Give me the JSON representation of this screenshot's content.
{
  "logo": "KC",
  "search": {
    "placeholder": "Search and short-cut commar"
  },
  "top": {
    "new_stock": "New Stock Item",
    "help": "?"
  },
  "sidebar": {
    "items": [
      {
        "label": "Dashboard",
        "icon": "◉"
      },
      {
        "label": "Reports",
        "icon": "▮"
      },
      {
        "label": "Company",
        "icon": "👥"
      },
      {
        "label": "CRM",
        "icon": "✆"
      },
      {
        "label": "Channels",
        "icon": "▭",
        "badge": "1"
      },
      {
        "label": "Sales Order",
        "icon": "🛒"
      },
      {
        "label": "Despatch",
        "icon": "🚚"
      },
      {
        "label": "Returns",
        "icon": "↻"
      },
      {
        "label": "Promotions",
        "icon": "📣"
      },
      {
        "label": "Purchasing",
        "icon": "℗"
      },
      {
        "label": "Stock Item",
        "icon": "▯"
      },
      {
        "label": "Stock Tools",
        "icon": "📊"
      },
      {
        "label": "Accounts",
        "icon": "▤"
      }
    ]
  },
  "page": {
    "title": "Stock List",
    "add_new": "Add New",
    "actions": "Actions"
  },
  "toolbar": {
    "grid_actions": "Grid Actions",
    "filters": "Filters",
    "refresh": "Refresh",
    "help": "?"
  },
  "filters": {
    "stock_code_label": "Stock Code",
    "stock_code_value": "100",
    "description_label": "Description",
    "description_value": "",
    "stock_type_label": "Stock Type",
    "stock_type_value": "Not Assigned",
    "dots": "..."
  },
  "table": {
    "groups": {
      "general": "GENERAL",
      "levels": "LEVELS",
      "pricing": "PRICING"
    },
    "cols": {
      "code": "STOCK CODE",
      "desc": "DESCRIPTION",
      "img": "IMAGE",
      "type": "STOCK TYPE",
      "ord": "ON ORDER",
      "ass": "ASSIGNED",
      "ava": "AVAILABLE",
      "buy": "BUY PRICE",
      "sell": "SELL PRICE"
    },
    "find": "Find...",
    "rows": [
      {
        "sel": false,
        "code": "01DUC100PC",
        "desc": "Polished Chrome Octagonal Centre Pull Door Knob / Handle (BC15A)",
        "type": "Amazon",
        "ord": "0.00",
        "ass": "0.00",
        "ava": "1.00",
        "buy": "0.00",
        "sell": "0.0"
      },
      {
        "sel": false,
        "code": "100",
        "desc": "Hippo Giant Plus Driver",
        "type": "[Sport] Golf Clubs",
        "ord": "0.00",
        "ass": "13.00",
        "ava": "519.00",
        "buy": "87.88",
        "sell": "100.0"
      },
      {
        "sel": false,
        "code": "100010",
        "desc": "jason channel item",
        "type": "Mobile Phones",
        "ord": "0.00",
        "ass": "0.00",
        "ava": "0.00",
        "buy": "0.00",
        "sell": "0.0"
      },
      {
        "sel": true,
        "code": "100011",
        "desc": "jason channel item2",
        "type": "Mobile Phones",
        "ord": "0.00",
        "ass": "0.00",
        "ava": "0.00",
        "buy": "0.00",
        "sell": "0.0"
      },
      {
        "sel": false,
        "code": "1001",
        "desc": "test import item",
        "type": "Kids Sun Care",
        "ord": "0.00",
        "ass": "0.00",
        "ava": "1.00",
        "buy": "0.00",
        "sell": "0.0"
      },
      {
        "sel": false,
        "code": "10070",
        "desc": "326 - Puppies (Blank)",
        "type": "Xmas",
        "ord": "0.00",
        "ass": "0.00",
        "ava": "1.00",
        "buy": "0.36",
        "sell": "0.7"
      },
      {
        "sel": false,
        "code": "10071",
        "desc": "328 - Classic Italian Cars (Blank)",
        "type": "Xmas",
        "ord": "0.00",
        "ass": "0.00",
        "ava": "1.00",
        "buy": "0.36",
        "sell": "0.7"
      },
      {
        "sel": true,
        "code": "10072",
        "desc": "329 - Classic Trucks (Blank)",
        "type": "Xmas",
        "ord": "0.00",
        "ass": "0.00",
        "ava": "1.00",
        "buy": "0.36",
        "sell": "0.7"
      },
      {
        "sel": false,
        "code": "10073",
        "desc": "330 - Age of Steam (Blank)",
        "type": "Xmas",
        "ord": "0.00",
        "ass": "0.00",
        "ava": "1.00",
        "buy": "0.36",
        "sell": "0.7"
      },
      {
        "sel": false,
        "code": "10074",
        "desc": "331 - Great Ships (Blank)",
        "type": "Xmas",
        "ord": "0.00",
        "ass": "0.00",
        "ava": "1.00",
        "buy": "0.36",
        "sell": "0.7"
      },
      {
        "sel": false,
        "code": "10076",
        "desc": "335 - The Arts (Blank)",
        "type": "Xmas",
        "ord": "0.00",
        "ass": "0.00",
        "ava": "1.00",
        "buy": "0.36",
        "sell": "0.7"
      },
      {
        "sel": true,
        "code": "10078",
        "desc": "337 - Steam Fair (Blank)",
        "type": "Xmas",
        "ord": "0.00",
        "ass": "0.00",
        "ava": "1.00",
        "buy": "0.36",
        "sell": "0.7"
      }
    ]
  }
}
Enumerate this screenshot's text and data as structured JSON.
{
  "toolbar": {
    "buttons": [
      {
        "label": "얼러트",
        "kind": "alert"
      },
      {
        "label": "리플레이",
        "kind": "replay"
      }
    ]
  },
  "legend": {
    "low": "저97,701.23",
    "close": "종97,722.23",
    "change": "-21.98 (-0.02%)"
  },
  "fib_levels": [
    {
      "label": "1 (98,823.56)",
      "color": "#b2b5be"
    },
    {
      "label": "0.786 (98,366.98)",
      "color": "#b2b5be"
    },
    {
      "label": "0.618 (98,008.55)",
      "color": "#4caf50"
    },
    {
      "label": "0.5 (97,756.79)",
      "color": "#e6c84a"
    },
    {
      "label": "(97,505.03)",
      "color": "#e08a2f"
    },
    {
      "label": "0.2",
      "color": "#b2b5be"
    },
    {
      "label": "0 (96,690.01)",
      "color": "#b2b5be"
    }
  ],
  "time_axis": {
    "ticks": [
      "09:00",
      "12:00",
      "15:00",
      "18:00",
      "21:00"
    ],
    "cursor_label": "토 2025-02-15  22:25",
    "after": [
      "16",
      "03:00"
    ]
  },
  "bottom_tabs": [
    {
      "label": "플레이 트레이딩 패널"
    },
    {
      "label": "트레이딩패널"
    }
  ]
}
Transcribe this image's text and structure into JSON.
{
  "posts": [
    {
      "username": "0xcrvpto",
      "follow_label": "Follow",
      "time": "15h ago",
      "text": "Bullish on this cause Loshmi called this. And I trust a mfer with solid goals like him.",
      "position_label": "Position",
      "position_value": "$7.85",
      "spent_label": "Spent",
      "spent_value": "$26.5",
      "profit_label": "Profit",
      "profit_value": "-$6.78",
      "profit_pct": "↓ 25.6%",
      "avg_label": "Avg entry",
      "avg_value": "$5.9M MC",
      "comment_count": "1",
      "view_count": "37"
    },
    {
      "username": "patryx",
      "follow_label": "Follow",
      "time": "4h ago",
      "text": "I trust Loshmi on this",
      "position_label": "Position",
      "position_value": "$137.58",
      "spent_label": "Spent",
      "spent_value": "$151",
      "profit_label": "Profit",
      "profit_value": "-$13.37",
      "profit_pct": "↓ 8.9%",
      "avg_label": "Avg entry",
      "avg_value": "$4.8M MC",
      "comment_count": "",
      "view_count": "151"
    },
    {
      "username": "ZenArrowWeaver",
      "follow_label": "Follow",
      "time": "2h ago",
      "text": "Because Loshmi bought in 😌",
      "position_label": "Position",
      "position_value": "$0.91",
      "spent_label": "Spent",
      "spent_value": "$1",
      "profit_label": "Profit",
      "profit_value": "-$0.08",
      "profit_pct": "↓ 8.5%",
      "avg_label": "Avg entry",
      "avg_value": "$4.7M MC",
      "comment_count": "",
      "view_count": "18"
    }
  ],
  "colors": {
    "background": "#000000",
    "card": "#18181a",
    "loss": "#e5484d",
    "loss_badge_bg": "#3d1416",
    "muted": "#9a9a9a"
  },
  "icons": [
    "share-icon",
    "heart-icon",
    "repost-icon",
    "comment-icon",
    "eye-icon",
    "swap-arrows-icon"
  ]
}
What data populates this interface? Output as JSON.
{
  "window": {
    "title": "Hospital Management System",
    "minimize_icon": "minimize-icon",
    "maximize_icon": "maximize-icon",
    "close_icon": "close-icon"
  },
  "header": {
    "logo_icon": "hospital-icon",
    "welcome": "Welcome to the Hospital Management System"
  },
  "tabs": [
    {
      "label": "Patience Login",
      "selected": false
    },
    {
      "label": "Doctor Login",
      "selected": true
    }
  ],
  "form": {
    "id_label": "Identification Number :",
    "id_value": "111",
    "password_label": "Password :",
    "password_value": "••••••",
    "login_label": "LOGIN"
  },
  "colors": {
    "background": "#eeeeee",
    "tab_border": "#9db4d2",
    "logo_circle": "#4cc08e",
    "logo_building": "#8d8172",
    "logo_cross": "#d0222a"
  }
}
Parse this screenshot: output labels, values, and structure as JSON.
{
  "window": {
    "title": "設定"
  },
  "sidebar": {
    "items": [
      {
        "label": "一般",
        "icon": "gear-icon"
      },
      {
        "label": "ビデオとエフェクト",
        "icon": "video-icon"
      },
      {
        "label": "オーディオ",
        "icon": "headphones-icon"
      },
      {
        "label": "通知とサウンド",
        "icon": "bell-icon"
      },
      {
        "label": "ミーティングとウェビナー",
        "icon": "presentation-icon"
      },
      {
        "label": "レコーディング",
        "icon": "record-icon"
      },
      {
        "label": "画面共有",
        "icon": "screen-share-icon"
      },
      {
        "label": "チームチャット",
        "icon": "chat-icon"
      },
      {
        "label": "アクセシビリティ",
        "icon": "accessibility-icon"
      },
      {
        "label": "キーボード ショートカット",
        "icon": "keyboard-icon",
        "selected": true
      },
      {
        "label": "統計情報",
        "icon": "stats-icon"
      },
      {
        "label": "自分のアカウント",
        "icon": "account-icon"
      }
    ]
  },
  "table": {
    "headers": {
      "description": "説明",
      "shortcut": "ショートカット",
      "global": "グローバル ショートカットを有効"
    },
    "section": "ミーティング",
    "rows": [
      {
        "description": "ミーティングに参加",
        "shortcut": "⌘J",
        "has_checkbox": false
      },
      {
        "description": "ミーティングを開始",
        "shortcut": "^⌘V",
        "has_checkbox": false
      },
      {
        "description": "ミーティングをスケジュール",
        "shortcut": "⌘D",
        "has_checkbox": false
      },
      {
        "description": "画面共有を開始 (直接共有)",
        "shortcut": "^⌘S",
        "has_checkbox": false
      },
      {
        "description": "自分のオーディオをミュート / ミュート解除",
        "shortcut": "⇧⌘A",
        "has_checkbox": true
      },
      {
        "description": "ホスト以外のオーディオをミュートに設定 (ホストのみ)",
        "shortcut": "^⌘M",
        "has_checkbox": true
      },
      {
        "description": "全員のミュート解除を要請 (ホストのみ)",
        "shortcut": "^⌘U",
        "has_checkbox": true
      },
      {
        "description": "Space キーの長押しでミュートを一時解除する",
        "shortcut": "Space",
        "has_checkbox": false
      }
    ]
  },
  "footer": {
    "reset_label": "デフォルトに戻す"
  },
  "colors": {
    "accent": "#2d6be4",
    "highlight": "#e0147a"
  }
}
= = =
**GOAL:** Return every line from the records above that holds the word "trust".

**RESPONSE TO THE EXERCISE:**
      "text": "Bullish on this cause Loshmi called this. And I trust a mfer with solid goals like him.",
      "text": "I trust Loshmi on this",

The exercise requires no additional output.